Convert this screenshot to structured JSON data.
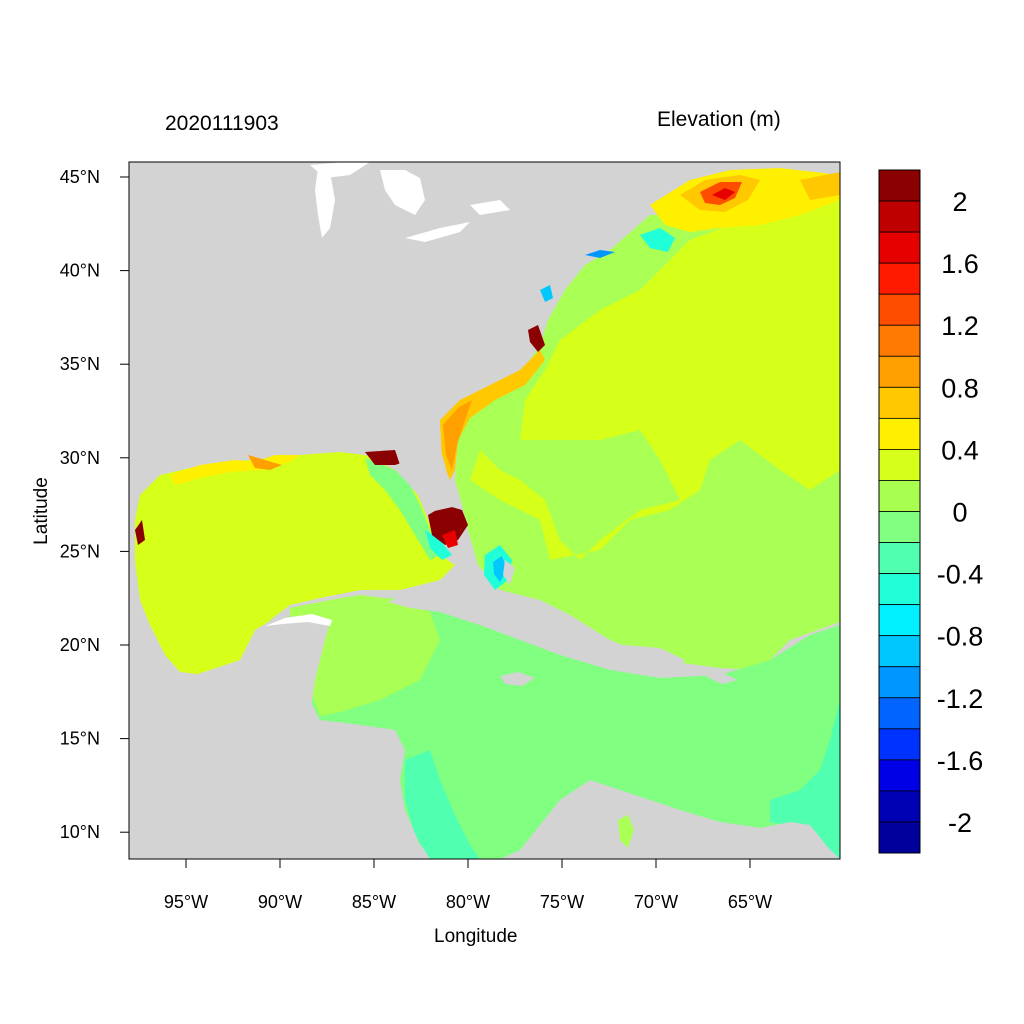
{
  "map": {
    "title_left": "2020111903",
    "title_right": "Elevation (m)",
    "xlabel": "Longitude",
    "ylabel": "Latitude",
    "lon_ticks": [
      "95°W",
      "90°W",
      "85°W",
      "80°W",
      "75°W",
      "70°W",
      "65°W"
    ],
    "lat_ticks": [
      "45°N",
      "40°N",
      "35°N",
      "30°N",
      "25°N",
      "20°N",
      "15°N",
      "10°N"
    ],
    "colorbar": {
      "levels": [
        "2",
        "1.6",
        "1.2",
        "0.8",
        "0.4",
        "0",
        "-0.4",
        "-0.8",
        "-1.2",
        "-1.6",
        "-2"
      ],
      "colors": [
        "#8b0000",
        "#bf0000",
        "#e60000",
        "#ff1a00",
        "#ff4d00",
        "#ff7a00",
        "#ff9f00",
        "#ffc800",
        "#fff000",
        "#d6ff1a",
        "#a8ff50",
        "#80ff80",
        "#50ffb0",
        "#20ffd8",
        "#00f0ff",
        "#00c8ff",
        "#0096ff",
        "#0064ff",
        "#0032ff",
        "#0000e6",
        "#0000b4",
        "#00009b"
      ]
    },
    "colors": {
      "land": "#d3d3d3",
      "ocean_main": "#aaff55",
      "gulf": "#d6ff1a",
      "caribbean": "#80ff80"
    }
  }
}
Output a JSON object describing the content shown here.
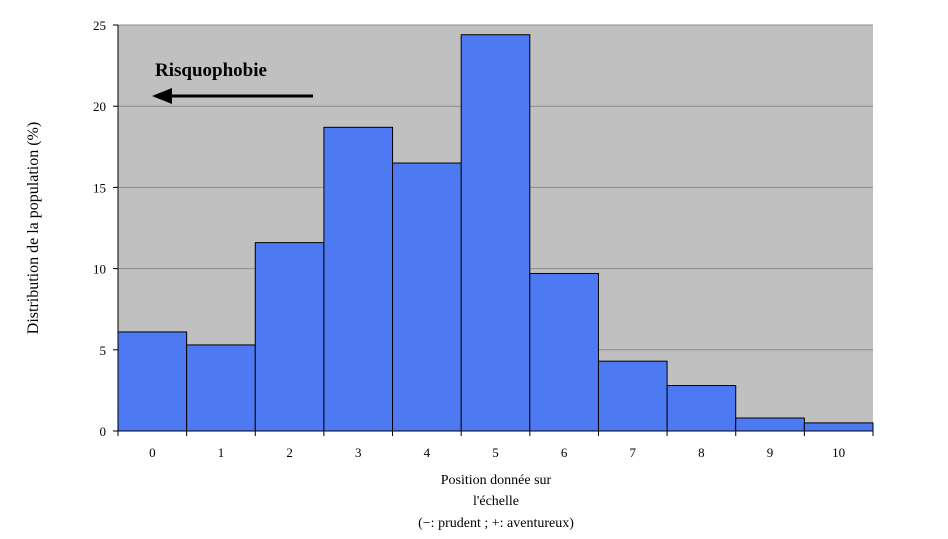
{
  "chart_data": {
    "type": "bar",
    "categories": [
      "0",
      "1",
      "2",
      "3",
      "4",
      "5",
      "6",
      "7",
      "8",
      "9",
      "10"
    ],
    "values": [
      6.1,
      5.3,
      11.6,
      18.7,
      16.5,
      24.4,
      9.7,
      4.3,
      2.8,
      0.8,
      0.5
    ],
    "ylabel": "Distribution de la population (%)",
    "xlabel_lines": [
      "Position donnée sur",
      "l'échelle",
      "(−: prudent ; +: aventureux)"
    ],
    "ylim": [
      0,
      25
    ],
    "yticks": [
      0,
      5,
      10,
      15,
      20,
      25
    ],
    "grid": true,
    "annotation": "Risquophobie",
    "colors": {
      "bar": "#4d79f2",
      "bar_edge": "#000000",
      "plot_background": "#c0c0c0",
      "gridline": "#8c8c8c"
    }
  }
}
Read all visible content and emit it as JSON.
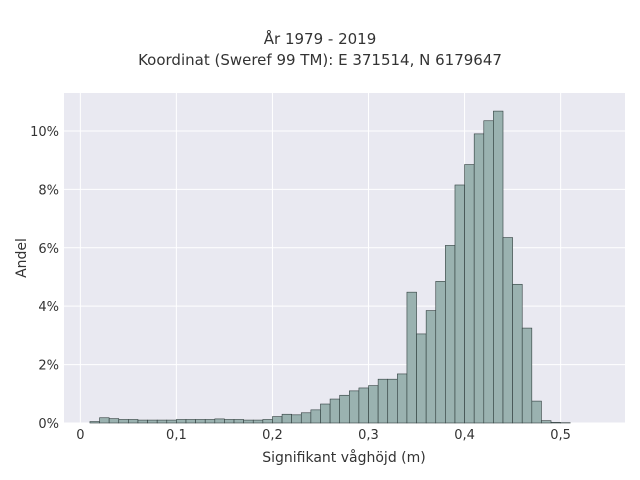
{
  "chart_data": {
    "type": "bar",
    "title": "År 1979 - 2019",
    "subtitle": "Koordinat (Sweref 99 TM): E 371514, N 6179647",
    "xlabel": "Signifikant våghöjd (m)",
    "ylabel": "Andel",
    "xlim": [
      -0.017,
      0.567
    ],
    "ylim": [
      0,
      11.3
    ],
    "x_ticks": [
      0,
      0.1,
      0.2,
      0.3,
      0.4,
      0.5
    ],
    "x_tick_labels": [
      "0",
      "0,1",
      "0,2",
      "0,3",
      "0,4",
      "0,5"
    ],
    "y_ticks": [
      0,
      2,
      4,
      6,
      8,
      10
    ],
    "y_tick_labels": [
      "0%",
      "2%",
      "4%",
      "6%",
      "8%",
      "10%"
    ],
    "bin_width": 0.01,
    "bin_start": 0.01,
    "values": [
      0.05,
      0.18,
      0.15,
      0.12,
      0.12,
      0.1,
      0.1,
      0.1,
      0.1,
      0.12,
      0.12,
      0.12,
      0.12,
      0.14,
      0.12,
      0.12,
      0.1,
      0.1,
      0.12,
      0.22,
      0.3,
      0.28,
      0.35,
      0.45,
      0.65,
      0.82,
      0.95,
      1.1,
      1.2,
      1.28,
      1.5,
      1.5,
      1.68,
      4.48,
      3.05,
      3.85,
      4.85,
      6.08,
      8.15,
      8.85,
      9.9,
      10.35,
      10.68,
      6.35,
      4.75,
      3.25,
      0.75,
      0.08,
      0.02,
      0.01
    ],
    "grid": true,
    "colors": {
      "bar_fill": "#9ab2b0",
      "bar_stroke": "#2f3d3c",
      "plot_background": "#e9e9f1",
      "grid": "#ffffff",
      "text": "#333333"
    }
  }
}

**Stated problem**
Gather every line from the entries above where the word "ylabel" appears, and copy them.

**Output of the exercise**
    "ylabel": "Latitude",
    "ylabel": "Distribution de la population (%)",
    "ylabel": "Andel",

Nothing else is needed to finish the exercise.